Records from a collection:
=-=-=

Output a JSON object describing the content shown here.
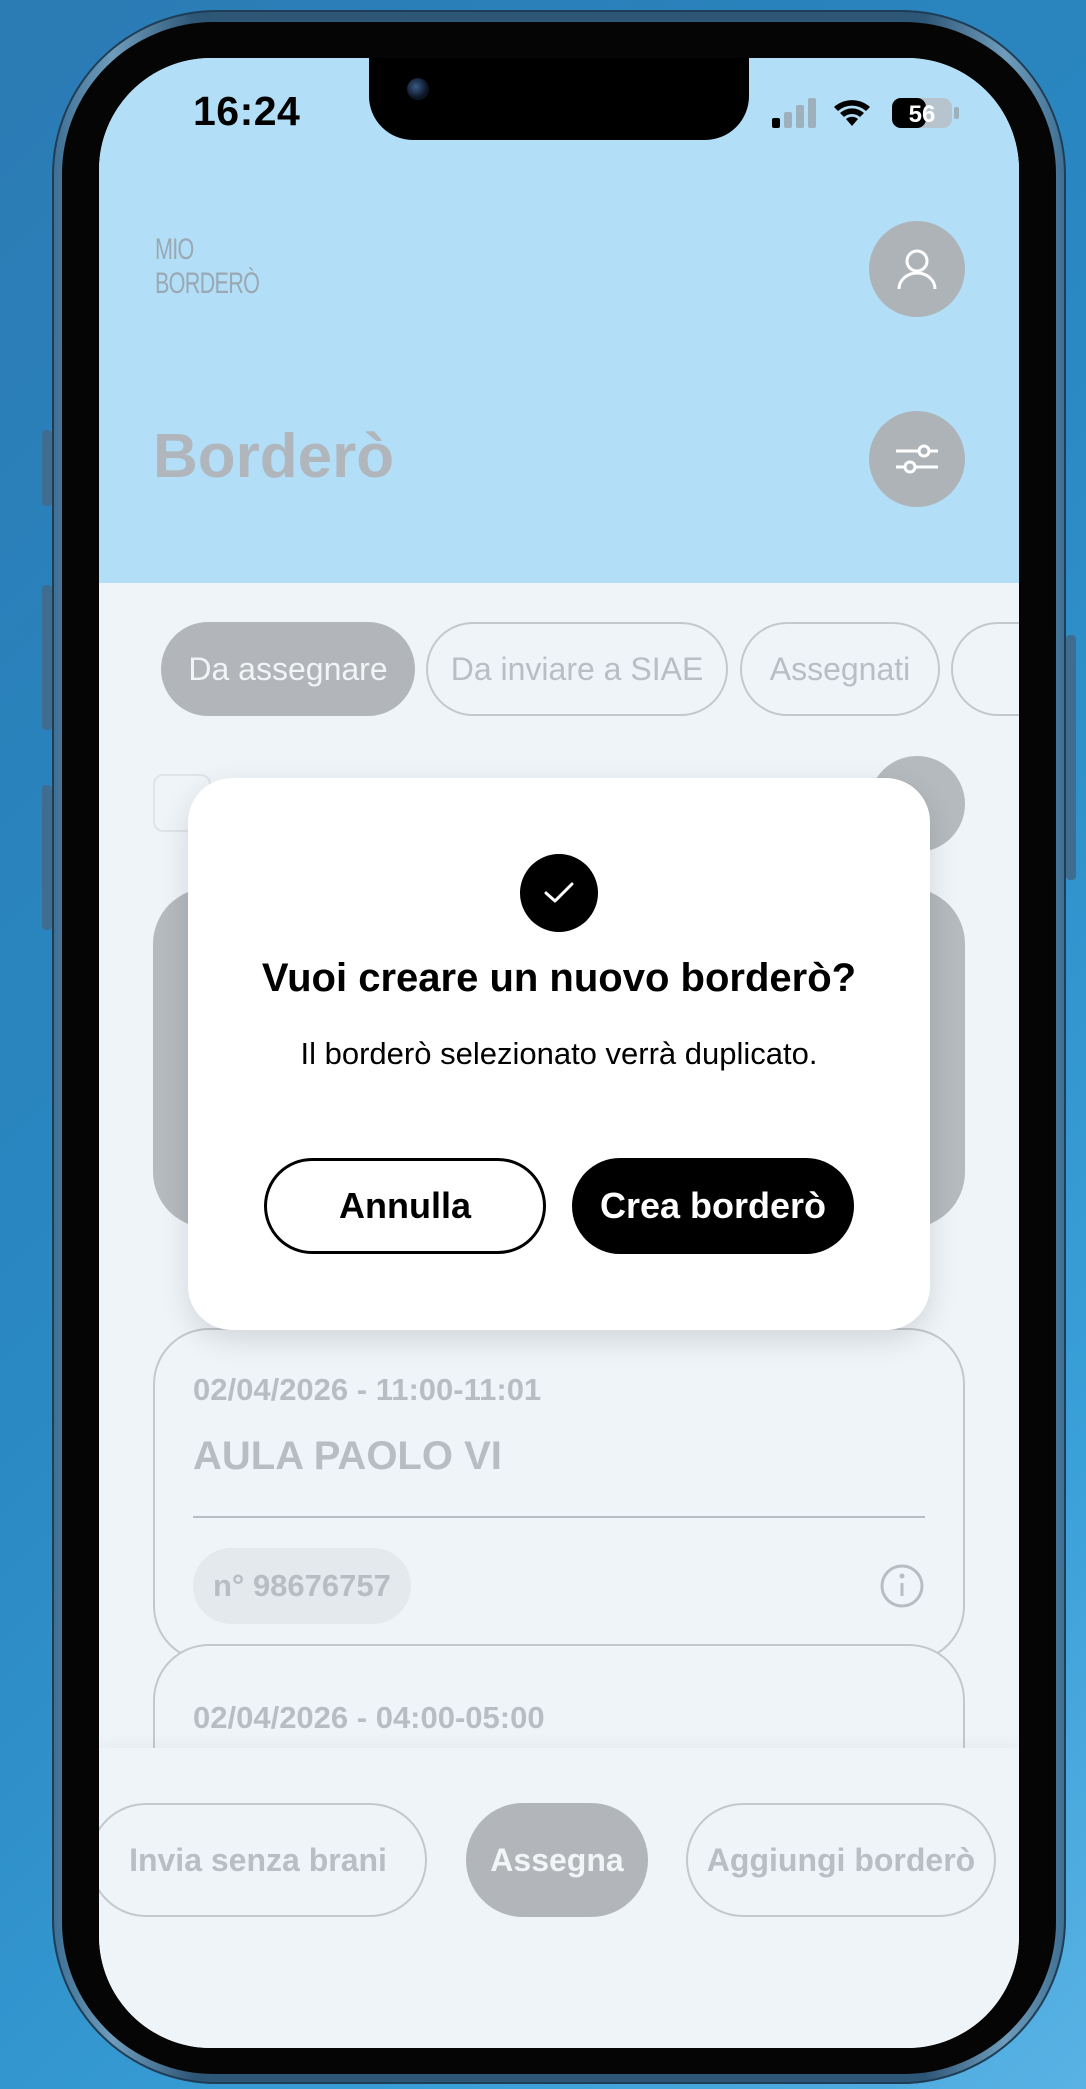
{
  "status_bar": {
    "time": "16:24",
    "battery": "56",
    "icons": [
      "signal-icon",
      "wifi-icon",
      "battery-icon"
    ]
  },
  "header": {
    "logo_line1": "MIO",
    "logo_line2": "BORDERÒ",
    "title": "Borderò",
    "icons": [
      "user-icon",
      "filter-sliders-icon"
    ]
  },
  "tabs": [
    {
      "label": "Da assegnare",
      "active": true
    },
    {
      "label": "Da inviare a SIAE",
      "active": false
    },
    {
      "label": "Assegnati",
      "active": false
    }
  ],
  "cards": [
    {
      "date": "02/04/2026 - 11:00-11:01",
      "place": "AULA PAOLO VI",
      "number": "n° 98676757"
    },
    {
      "date": "02/04/2026 - 04:00-05:00"
    }
  ],
  "bottom_actions": {
    "send_without_tracks": "Invia senza brani",
    "assign": "Assegna",
    "add_bordero": "Aggiungi borderò"
  },
  "modal": {
    "icon": "check-icon",
    "title": "Vuoi creare un nuovo borderò?",
    "message": "Il borderò selezionato verrà duplicato.",
    "cancel_label": "Annulla",
    "confirm_label": "Crea borderò"
  },
  "colors": {
    "header_bg": "#b2dff7",
    "screen_bg": "#eff4f8",
    "modal_primary": "#000000"
  }
}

=-=-=

**Aim**
The records above must be printed exactly; the pictures stay out.

**Full output**
Output a JSON object describing the content shown here.
{
  "status_bar": {
    "time": "16:24",
    "battery": "56",
    "icons": [
      "signal-icon",
      "wifi-icon",
      "battery-icon"
    ]
  },
  "header": {
    "logo_line1": "MIO",
    "logo_line2": "BORDERÒ",
    "title": "Borderò",
    "icons": [
      "user-icon",
      "filter-sliders-icon"
    ]
  },
  "tabs": [
    {
      "label": "Da assegnare",
      "active": true
    },
    {
      "label": "Da inviare a SIAE",
      "active": false
    },
    {
      "label": "Assegnati",
      "active": false
    }
  ],
  "cards": [
    {
      "date": "02/04/2026 - 11:00-11:01",
      "place": "AULA PAOLO VI",
      "number": "n° 98676757"
    },
    {
      "date": "02/04/2026 - 04:00-05:00"
    }
  ],
  "bottom_actions": {
    "send_without_tracks": "Invia senza brani",
    "assign": "Assegna",
    "add_bordero": "Aggiungi borderò"
  },
  "modal": {
    "icon": "check-icon",
    "title": "Vuoi creare un nuovo borderò?",
    "message": "Il borderò selezionato verrà duplicato.",
    "cancel_label": "Annulla",
    "confirm_label": "Crea borderò"
  },
  "colors": {
    "header_bg": "#b2dff7",
    "screen_bg": "#eff4f8",
    "modal_primary": "#000000"
  }
}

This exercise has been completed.